__PROBLEM TO WORK ON__
Which lines hold the string "objects"? Copy every one of them.

__DATA TO USE__
****************
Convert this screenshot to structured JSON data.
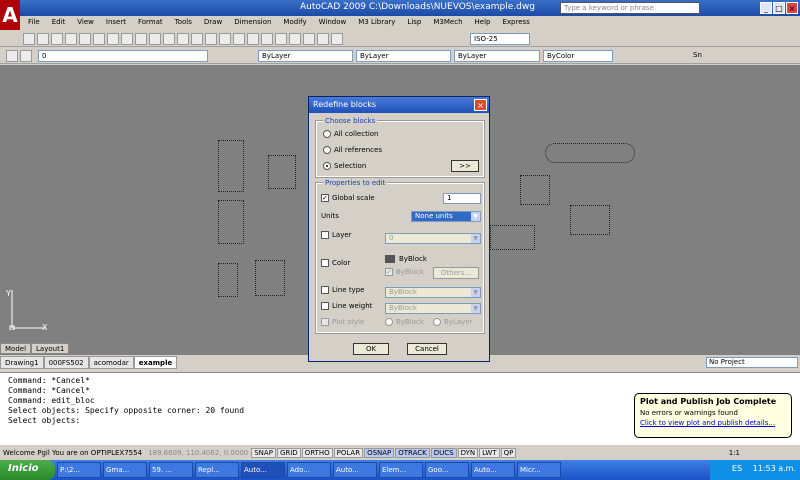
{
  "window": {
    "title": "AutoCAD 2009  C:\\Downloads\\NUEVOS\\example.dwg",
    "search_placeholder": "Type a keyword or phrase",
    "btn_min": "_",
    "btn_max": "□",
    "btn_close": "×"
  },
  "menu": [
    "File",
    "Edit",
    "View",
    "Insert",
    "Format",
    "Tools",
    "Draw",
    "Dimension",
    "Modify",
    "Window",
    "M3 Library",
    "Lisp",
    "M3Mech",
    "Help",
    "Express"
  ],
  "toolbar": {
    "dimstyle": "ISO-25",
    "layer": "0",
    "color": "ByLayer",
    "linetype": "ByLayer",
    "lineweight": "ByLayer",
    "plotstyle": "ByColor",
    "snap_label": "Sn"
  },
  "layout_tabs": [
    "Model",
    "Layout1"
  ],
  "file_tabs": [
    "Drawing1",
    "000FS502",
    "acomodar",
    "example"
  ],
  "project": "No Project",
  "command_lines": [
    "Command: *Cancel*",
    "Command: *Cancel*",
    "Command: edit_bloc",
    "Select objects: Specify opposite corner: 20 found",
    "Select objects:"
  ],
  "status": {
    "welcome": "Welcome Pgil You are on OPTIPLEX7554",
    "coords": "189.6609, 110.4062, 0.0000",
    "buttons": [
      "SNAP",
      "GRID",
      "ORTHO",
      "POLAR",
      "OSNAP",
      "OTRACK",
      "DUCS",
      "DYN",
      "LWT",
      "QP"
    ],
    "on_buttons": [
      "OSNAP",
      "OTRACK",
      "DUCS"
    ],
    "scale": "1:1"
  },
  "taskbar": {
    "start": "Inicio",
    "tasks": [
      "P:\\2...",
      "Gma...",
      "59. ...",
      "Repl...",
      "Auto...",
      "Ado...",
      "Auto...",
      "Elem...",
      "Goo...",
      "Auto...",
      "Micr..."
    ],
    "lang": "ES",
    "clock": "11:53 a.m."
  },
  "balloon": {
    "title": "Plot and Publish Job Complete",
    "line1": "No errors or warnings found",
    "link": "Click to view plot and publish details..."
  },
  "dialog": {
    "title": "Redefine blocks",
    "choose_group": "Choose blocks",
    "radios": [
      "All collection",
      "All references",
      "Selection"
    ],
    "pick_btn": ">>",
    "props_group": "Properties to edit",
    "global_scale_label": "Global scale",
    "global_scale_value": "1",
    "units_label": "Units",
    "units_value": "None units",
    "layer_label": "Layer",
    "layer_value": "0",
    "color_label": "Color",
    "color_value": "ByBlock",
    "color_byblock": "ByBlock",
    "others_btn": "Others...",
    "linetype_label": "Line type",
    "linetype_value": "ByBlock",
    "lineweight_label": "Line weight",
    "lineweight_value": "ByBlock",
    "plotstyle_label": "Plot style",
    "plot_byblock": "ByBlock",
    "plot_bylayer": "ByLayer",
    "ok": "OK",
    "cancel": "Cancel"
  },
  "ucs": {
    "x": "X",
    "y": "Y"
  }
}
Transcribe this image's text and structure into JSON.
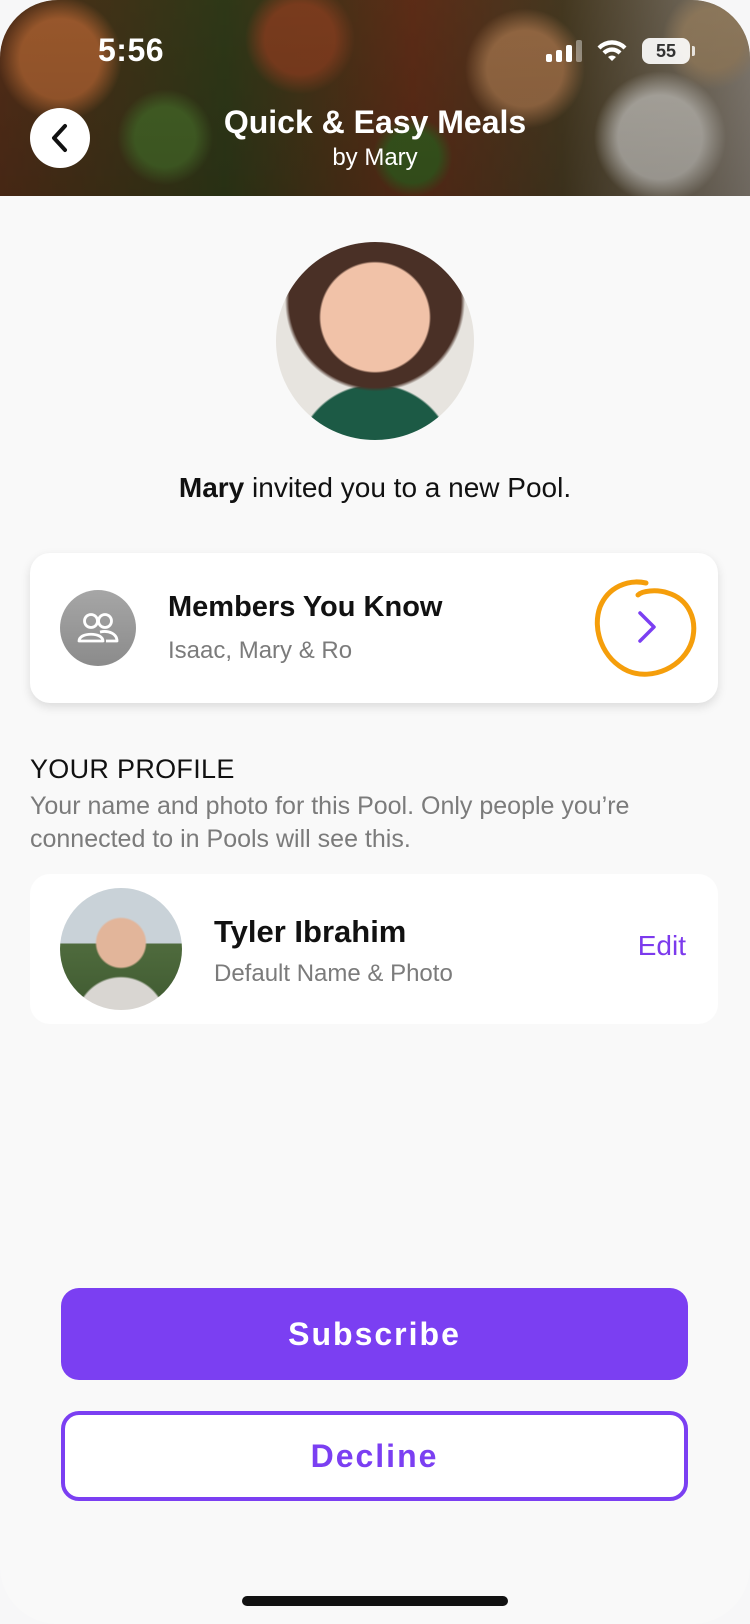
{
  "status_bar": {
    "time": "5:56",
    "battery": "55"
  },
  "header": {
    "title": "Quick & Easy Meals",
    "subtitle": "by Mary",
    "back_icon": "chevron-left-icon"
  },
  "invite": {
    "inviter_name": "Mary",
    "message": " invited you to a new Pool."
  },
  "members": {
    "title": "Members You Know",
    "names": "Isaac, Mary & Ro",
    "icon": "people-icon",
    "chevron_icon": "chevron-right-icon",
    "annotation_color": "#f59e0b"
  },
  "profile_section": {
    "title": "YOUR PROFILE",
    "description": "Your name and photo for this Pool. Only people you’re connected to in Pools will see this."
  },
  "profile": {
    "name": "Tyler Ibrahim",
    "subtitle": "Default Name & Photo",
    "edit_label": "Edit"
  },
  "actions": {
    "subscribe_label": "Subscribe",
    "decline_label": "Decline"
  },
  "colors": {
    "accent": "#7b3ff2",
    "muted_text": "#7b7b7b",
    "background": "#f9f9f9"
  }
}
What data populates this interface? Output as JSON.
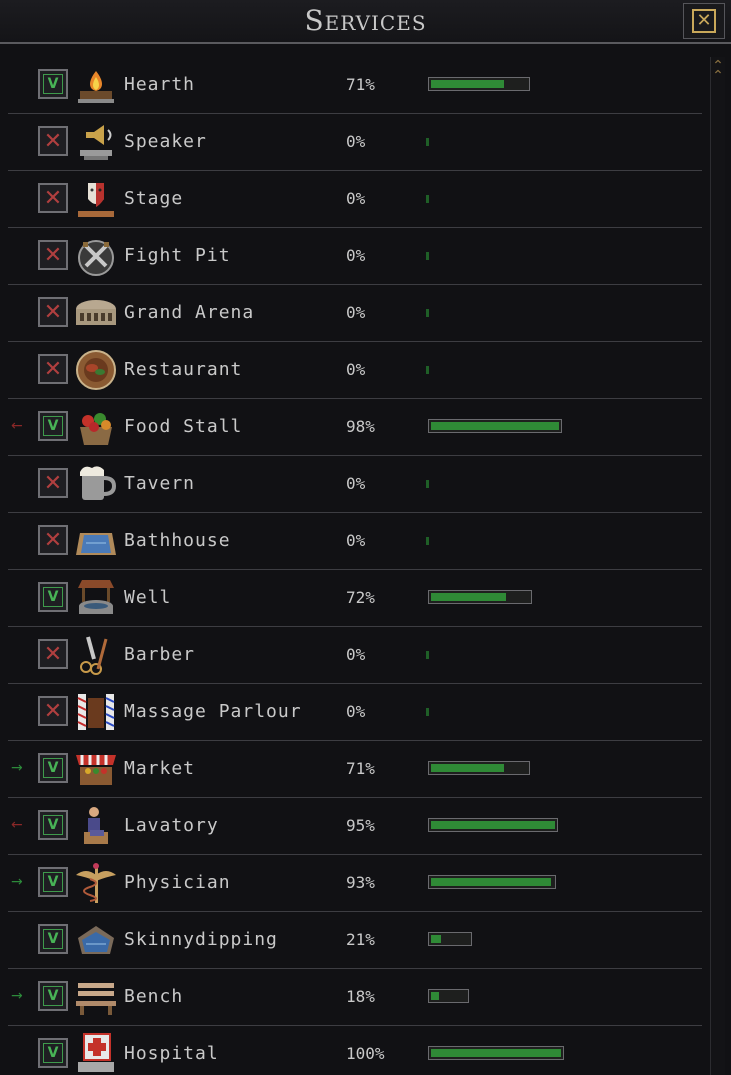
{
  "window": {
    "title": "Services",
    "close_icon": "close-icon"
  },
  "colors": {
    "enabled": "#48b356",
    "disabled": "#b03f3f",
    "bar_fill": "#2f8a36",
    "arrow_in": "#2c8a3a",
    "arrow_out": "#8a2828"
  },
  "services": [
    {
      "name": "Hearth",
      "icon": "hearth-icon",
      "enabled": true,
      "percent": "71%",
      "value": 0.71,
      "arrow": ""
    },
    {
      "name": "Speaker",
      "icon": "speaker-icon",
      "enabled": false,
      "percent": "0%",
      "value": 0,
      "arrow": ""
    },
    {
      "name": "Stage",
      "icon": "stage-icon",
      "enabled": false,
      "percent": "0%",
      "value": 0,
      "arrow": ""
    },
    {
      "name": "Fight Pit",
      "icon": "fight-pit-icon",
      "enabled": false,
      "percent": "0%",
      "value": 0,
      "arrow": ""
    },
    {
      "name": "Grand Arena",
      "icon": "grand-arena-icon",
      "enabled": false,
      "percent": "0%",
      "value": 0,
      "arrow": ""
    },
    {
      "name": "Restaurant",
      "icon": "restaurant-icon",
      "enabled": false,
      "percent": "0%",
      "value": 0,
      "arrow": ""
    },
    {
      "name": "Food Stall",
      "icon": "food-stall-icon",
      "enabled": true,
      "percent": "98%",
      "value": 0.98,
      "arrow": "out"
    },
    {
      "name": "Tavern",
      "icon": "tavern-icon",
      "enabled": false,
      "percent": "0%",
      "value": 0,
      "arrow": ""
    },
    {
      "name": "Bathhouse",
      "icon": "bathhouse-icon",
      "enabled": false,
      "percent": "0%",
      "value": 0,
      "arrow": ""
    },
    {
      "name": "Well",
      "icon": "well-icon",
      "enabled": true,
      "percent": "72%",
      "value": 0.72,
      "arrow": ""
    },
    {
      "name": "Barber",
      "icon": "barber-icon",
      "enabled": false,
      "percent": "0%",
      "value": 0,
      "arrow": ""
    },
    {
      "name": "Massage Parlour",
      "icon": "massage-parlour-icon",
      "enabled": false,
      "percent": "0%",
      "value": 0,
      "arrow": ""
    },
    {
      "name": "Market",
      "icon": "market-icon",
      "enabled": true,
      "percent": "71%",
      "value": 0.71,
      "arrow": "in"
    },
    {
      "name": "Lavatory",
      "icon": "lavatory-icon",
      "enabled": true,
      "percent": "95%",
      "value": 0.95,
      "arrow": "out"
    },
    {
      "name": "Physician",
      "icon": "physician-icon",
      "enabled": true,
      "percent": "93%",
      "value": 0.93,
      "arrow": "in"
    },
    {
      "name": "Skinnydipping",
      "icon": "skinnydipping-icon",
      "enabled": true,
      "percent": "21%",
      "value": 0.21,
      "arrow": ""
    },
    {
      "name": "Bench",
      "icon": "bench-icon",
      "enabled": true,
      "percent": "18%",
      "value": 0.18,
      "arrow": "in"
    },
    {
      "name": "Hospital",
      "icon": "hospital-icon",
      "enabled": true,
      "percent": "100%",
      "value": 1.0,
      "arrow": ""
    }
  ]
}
****************
__CORRECT OUTPUT__
    "Select objects: Specify opposite corner: 20 found",
    "Select objects:"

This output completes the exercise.